» **Instructions to follow**: Wherever the string "Silver" appears in the listing, copy that line.

» **Dataset content**:

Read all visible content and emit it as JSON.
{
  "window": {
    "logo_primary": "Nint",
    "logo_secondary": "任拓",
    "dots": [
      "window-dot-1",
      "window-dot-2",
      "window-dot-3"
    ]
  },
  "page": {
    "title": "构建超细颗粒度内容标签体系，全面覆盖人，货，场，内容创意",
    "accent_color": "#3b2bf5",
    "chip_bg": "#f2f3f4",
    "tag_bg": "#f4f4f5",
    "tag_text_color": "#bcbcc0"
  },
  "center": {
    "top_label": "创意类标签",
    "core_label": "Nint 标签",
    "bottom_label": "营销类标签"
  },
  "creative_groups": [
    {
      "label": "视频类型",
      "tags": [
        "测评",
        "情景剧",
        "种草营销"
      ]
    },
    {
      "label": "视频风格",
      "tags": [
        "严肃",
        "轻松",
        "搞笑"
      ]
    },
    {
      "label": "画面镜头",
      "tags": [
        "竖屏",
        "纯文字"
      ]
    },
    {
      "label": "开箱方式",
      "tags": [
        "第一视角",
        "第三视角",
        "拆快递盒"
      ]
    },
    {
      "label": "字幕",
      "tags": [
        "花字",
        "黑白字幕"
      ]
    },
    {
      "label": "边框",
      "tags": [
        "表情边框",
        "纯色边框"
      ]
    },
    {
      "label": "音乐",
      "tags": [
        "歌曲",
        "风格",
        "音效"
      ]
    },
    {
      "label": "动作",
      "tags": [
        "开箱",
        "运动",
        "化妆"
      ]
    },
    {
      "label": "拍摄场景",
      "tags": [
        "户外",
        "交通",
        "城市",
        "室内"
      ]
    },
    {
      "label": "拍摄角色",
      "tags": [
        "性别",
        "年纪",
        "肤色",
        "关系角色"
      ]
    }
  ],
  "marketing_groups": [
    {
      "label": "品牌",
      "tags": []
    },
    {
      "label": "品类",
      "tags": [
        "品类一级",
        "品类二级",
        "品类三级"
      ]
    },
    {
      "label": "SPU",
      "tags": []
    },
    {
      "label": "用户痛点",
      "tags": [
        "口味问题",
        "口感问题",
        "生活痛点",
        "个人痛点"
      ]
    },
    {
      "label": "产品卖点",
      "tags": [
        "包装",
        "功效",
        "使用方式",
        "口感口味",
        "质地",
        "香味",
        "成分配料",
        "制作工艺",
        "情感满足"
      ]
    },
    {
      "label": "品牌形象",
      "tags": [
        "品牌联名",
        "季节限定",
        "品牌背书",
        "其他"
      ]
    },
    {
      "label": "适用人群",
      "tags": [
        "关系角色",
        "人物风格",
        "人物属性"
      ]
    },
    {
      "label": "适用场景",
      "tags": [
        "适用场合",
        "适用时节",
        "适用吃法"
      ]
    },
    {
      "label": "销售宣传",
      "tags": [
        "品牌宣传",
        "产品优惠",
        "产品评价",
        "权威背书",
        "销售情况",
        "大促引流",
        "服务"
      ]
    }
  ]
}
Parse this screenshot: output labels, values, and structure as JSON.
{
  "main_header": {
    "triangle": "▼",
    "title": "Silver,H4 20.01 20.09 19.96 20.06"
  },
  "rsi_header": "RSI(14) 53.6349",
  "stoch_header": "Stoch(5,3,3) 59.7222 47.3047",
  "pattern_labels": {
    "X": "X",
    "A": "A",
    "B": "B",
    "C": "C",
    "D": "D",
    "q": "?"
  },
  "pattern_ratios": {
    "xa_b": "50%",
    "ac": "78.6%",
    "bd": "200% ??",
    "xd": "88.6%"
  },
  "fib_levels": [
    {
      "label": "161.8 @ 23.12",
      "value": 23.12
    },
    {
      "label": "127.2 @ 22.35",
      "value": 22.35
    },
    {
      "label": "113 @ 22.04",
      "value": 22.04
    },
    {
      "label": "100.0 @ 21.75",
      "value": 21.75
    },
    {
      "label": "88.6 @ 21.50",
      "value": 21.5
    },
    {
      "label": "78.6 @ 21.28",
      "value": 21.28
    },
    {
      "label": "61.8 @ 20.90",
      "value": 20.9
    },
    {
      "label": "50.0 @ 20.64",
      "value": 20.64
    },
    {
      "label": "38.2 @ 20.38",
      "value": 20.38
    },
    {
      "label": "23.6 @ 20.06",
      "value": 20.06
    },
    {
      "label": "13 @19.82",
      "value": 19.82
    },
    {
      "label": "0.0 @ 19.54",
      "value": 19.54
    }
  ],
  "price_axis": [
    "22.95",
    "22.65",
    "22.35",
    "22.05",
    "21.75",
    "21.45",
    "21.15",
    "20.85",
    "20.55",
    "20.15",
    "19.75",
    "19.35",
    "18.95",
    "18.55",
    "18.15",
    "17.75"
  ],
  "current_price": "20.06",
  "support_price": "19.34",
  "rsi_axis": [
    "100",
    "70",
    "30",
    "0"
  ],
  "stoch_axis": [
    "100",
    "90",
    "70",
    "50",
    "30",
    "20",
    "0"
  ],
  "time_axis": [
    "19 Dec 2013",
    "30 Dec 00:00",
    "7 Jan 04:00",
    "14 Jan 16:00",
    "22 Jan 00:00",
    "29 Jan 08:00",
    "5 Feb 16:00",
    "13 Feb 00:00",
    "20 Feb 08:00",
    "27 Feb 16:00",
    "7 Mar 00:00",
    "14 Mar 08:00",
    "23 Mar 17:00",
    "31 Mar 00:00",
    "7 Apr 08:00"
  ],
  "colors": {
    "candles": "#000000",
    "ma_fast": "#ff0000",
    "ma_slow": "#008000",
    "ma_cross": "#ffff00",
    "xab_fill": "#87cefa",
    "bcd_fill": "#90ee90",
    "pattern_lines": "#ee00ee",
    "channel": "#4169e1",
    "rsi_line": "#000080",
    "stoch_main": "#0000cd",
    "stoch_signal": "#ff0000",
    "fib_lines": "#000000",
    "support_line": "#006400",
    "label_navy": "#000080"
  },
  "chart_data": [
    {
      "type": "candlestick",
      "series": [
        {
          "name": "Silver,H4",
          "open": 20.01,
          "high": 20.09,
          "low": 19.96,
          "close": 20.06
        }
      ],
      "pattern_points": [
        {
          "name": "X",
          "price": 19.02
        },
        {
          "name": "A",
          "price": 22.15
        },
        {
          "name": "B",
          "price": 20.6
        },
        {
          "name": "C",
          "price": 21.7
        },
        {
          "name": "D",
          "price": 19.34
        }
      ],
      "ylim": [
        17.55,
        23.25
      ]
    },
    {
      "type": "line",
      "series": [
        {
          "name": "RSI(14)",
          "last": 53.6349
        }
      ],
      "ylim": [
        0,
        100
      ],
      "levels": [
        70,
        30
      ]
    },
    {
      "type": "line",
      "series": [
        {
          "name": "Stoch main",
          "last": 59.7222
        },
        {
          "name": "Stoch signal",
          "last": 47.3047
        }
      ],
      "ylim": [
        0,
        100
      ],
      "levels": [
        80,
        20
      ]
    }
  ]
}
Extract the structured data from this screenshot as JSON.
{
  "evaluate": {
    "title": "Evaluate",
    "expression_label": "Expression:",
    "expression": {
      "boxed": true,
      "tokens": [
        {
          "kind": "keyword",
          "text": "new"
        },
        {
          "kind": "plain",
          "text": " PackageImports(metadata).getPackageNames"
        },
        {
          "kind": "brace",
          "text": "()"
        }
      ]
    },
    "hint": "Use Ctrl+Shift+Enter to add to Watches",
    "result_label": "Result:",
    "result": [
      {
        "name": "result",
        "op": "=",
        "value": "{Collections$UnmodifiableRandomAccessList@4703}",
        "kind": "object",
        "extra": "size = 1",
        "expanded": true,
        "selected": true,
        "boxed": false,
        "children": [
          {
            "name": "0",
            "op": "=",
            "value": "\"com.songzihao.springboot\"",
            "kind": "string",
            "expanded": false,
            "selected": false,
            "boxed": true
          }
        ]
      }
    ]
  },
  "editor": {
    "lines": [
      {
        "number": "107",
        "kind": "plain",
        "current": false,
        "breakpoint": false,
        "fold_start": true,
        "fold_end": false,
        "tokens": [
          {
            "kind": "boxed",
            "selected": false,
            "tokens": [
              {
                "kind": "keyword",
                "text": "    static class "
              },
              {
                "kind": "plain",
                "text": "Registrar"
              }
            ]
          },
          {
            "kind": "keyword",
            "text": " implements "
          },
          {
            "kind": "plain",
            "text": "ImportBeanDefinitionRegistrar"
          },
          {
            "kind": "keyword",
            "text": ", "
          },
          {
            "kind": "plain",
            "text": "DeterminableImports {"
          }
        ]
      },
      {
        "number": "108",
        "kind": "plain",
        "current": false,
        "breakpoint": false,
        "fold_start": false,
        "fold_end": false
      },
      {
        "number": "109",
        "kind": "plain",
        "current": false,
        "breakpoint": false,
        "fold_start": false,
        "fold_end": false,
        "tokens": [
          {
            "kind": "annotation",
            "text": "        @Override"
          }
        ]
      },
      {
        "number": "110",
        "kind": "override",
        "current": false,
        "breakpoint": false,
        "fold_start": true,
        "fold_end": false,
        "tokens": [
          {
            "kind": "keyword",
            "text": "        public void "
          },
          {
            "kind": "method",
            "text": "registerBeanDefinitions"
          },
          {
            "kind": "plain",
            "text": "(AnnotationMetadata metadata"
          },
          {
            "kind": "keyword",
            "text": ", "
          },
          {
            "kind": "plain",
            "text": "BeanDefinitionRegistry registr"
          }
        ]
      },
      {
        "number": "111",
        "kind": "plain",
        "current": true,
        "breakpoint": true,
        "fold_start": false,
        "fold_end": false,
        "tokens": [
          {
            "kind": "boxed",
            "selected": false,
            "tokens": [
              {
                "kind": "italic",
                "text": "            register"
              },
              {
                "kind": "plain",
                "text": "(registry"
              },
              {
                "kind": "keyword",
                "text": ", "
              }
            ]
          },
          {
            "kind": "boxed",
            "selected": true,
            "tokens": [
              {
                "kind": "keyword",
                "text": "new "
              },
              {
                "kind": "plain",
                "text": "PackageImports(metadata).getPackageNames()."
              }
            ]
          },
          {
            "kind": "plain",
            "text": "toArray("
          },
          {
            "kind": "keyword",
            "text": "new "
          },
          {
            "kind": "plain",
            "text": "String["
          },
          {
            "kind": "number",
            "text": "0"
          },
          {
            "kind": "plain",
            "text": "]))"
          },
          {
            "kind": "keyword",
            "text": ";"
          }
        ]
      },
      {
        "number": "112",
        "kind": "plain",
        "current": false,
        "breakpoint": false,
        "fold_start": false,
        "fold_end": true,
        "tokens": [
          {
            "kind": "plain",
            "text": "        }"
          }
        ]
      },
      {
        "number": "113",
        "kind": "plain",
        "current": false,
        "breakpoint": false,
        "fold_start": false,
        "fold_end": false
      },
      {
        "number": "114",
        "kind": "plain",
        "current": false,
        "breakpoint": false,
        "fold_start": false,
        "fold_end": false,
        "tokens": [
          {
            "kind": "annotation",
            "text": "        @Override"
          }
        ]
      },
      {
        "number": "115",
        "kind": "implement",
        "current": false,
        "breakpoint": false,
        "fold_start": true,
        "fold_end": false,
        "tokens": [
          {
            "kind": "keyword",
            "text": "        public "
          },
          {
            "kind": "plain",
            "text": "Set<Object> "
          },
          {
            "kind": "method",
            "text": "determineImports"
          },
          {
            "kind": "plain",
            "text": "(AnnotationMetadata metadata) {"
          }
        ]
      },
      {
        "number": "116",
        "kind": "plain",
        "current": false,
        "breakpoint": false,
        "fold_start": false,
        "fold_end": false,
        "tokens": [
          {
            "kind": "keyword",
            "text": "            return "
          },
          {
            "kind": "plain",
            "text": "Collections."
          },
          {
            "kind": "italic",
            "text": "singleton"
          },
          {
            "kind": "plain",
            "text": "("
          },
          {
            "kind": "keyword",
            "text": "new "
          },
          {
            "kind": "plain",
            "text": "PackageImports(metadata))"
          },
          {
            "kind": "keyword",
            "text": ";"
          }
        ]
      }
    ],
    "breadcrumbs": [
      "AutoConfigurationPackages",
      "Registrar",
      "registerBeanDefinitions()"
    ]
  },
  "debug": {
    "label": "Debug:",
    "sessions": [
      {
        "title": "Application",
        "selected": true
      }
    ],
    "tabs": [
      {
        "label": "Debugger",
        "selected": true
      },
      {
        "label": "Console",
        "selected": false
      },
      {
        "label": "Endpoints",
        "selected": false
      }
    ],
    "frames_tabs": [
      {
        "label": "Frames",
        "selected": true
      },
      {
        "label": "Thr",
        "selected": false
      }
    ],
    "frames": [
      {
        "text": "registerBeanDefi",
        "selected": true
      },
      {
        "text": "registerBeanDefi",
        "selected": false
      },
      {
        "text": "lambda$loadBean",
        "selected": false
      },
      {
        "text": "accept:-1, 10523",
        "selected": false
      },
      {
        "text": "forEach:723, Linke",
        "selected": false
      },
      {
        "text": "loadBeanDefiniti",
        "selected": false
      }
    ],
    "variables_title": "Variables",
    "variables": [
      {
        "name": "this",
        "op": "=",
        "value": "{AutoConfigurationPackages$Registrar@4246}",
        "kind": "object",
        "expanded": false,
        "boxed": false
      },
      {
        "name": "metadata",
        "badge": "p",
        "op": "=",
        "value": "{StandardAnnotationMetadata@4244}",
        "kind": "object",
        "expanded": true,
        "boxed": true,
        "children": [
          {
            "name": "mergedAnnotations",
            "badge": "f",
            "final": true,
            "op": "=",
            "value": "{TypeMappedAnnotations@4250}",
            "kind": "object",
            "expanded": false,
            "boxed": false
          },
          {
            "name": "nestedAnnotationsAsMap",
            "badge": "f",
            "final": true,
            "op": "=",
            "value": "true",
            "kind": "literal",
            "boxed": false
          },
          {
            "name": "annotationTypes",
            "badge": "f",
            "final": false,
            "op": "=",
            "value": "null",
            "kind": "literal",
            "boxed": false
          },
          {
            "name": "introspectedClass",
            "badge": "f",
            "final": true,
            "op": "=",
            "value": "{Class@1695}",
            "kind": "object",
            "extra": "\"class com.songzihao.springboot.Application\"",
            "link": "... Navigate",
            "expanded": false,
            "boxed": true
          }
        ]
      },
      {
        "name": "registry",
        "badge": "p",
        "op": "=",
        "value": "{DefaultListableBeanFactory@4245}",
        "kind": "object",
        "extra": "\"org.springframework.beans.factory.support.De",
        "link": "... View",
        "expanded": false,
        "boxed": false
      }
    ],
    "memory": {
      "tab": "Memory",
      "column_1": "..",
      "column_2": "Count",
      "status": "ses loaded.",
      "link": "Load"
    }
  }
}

» **Written response**:
    "title": "Silver,H4 20.01 20.09 19.96 20.06"
          "name": "Silver,H4",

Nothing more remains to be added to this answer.